EXTRAIT PRÉSENTÉ:
Je suis mitigé sur le sujet. Je suis content que les jeunes se lancent à la condition sine qua none qu’ils se lancent correctement. Autrement on assistera à une sorte de colonisation 2.0 sur la musique en Afrique. Pour éviter cela il faut impérativement que le secteur se professionnalise rapidement car les artistes africains rencontrent quasiment les mêmes problèmes que nous, avec mon groupe, il y a 20 ans.
En France, la plupart des labels qui ont refusés de se professionnaliser on presque tous disparus. Eux et leurs artistes ont fini dans des situations parfois dramatiques sur le plan financier, moral ou familial. Cela a parfois provoqué des suicides…C’est pour cela que KEYZIT a, selon moi, un rôle important à jouer. C’est du business mais pas seulement, nous avons aussi une responsabilité importante envers cette nouvelle génération d’artistes.
« Il faut bien s’entourer, ne pas hésiter à faire appel à des professionnels qualifiés (managers, avocats, comptable…) pour éviter certains pièges. »
Quel message/conseil souhaitez-vous adresser à ces jeunes talents ?
Je leur dirai de se structurer, il faut prendre cela très au sérieux car c’est un business même si c’est avant tout une passion. Il faut bien s’entourer, ne pas hésiter à faire appel à des professionnels qualifiés (managers, avocats, comptable…) pour éviter certains pièges.

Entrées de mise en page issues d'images
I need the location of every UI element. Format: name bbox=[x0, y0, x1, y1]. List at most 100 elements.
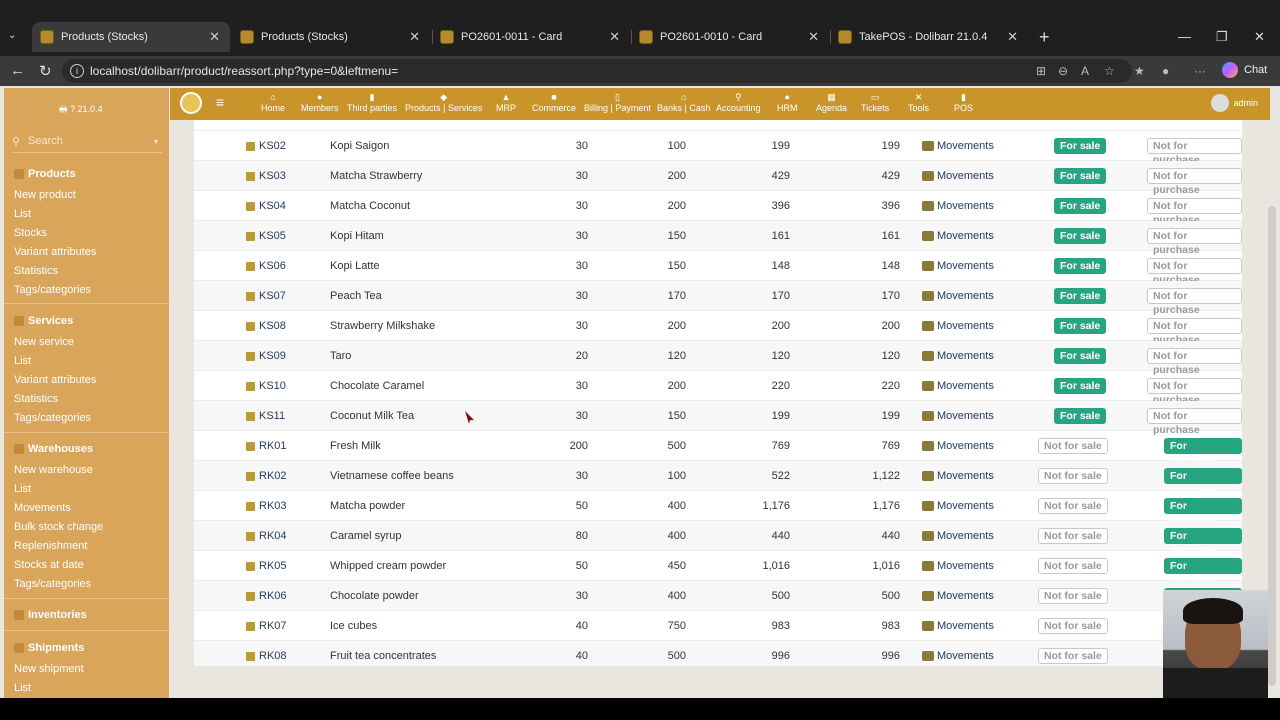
movements-link[interactable]: Movements bbox=[922, 440, 994, 452]
menu-item-home[interactable]: ⌂ Home bbox=[261, 92, 285, 113]
sidebar-section-warehouses[interactable]: Warehouses bbox=[14, 443, 93, 455]
sidebar-section-inventories[interactable]: Inventories bbox=[14, 609, 87, 621]
sidebar-link[interactable]: Stocks at date bbox=[14, 559, 84, 571]
url-field[interactable]: i localhost/dolibarr/product/reassort.ph… bbox=[62, 59, 1132, 83]
help-icon[interactable]: ? bbox=[70, 104, 75, 114]
menu-item-tickets[interactable]: ▭ Tickets bbox=[861, 92, 889, 113]
close-tab-icon[interactable]: ✕ bbox=[1007, 29, 1018, 45]
more-menu-icon[interactable]: ··· bbox=[1194, 64, 1206, 78]
company-logo[interactable] bbox=[180, 92, 202, 114]
product-ref-link[interactable]: RK06 bbox=[246, 590, 287, 602]
product-ref-link[interactable]: RK04 bbox=[246, 530, 287, 542]
movements-link[interactable]: Movements bbox=[922, 290, 994, 302]
zoom-icon[interactable]: ⊖ bbox=[1058, 64, 1068, 78]
page-scrollbar[interactable] bbox=[1268, 206, 1276, 686]
movements-link[interactable]: Movements bbox=[922, 380, 994, 392]
menu-item-agenda[interactable]: ▦ Agenda bbox=[816, 92, 847, 113]
movements-link[interactable]: Movements bbox=[922, 230, 994, 242]
restore-icon[interactable]: ❐ bbox=[1216, 29, 1228, 45]
sidebar-link[interactable]: Variant attributes bbox=[14, 374, 96, 386]
browser-tab[interactable]: TakePOS - Dolibarr 21.0.4 ✕ bbox=[830, 22, 1028, 52]
sidebar-link[interactable]: Variant attributes bbox=[14, 246, 96, 258]
browser-tab[interactable]: PO2601-0011 - Card ✕ bbox=[432, 22, 630, 52]
sidebar-link[interactable]: Tags/categories bbox=[14, 412, 91, 424]
sidebar-link[interactable]: List bbox=[14, 682, 31, 694]
app-view-icon[interactable]: ⊞ bbox=[1036, 64, 1046, 78]
favorites-icon[interactable]: ★ bbox=[1134, 64, 1145, 78]
menu-item-banks[interactable]: ⌂ Banks | Cash bbox=[657, 92, 710, 113]
menu-item-mrp[interactable]: ▲ MRP bbox=[496, 92, 516, 113]
movements-link[interactable]: Movements bbox=[922, 200, 994, 212]
sidebar-link[interactable]: Bulk stock change bbox=[14, 521, 103, 533]
chat-button[interactable]: Chat bbox=[1222, 62, 1267, 78]
movements-link[interactable]: Movements bbox=[922, 260, 994, 272]
product-ref-link[interactable]: RK05 bbox=[246, 560, 287, 572]
movements-link[interactable]: Movements bbox=[922, 560, 994, 572]
tab-list-icon[interactable]: ⌄ bbox=[8, 30, 26, 44]
movements-link[interactable]: Movements bbox=[922, 350, 994, 362]
menu-item-commerce[interactable]: ■ Commerce bbox=[532, 92, 576, 113]
product-ref-link[interactable]: RK07 bbox=[246, 620, 287, 632]
sidebar-link[interactable]: Stocks bbox=[14, 227, 47, 239]
close-tab-icon[interactable]: ✕ bbox=[609, 29, 620, 45]
product-ref-link[interactable]: KS09 bbox=[246, 350, 286, 362]
menu-item-accounting[interactable]: ⚲ Accounting bbox=[716, 92, 761, 113]
sidebar-link[interactable]: Movements bbox=[14, 502, 71, 514]
product-ref-link[interactable]: KS06 bbox=[246, 260, 286, 272]
sidebar-link[interactable]: List bbox=[14, 208, 31, 220]
product-ref-link[interactable]: KS07 bbox=[246, 290, 286, 302]
product-ref-link[interactable]: KS02 bbox=[246, 140, 286, 152]
close-tab-icon[interactable]: ✕ bbox=[808, 29, 819, 45]
sidebar-link[interactable]: Tags/categories bbox=[14, 578, 91, 590]
movements-link[interactable]: Movements bbox=[922, 470, 994, 482]
movements-link[interactable]: Movements bbox=[922, 500, 994, 512]
sidebar-link[interactable]: Replenishment bbox=[14, 540, 87, 552]
product-ref-link[interactable]: KS03 bbox=[246, 170, 286, 182]
product-ref-link[interactable]: RK03 bbox=[246, 500, 287, 512]
sidebar-link[interactable]: Statistics bbox=[14, 393, 58, 405]
sidebar-link[interactable]: Tags/categories bbox=[14, 284, 91, 296]
sidebar-section-services[interactable]: Services bbox=[14, 315, 73, 327]
minimize-icon[interactable]: — bbox=[1178, 29, 1191, 44]
sidebar-link[interactable]: New service bbox=[14, 336, 74, 348]
sidebar-link[interactable]: Statistics bbox=[14, 265, 58, 277]
sidebar-section-products[interactable]: Products bbox=[14, 168, 76, 180]
product-ref-link[interactable]: KS10 bbox=[246, 380, 286, 392]
movements-link[interactable]: Movements bbox=[922, 410, 994, 422]
menu-item-hrm[interactable]: ● HRM bbox=[777, 92, 798, 113]
movements-link[interactable]: Movements bbox=[922, 650, 994, 662]
sidebar-section-shipments[interactable]: Shipments bbox=[14, 642, 84, 654]
sidebar-link[interactable]: New shipment bbox=[14, 663, 84, 675]
sidebar-link[interactable]: New product bbox=[14, 189, 76, 201]
favorite-star-icon[interactable]: ☆ bbox=[1104, 64, 1115, 78]
product-ref-link[interactable]: KS04 bbox=[246, 200, 286, 212]
hamburger-menu-icon[interactable]: ≡ bbox=[216, 94, 224, 110]
product-ref-link[interactable]: KS05 bbox=[246, 230, 286, 242]
product-ref-link[interactable]: KS08 bbox=[246, 320, 286, 332]
reload-icon[interactable]: ↻ bbox=[39, 62, 52, 80]
sidebar-link[interactable]: List bbox=[14, 355, 31, 367]
movements-link[interactable]: Movements bbox=[922, 620, 994, 632]
browser-tab[interactable]: PO2601-0010 - Card ✕ bbox=[631, 22, 829, 52]
menu-item-products[interactable]: ◆ Products | Services bbox=[405, 92, 482, 113]
profile-icon[interactable]: ● bbox=[1162, 64, 1169, 78]
close-tab-icon[interactable]: ✕ bbox=[409, 29, 420, 45]
menu-item-members[interactable]: ● Members bbox=[301, 92, 339, 113]
menu-item-pos[interactable]: ▮ POS bbox=[954, 92, 973, 113]
movements-link[interactable]: Movements bbox=[922, 530, 994, 542]
movements-link[interactable]: Movements bbox=[922, 320, 994, 332]
movements-link[interactable]: Movements bbox=[922, 140, 994, 152]
menu-item-third-parties[interactable]: ▮ Third parties bbox=[347, 92, 397, 113]
product-ref-link[interactable]: RK02 bbox=[246, 470, 287, 482]
sidebar-link[interactable]: List bbox=[14, 483, 31, 495]
close-tab-icon[interactable]: ✕ bbox=[209, 29, 220, 45]
printer-icon[interactable]: 🖶 bbox=[59, 104, 68, 114]
product-ref-link[interactable]: KS11 bbox=[246, 410, 285, 422]
window-close-icon[interactable]: ✕ bbox=[1254, 29, 1265, 45]
sidebar-search[interactable]: ⚲ Search ▾ bbox=[12, 135, 162, 153]
movements-link[interactable]: Movements bbox=[922, 170, 994, 182]
menu-item-tools[interactable]: ✕ Tools bbox=[908, 92, 929, 113]
read-aloud-icon[interactable]: A bbox=[1081, 64, 1089, 78]
product-ref-link[interactable]: RK08 bbox=[246, 650, 287, 662]
product-ref-link[interactable]: RK01 bbox=[246, 440, 287, 452]
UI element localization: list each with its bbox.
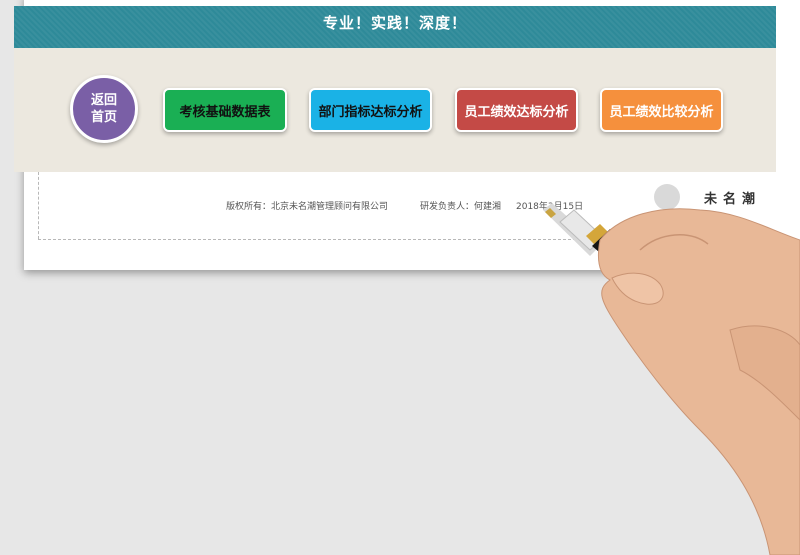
hand-with-pen-image: [543, 203, 800, 555]
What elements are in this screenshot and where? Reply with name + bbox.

CONSIGNE:
Recopiez fidèlement le passage de l'extrait sur la musique en Afrique allant de « Je suis mitigé » jusqu'à « y a 20 ans. ». Ces données constituent un matériau indépendant de l'extrait.

PRODUCTION ATTENDUE:
Je suis mitigé sur le sujet. Je suis content que les jeunes se lancent à la condition sine qua none qu’ils se lancent correctement. Autrement on assistera à une sorte de colonisation 2.0 sur la musique en Afrique. Pour éviter cela il faut impérativement que le secteur se professionnalise rapidement car les artistes africains rencontrent quasiment les mêmes problèmes que nous, avec mon groupe, il y a 20 ans.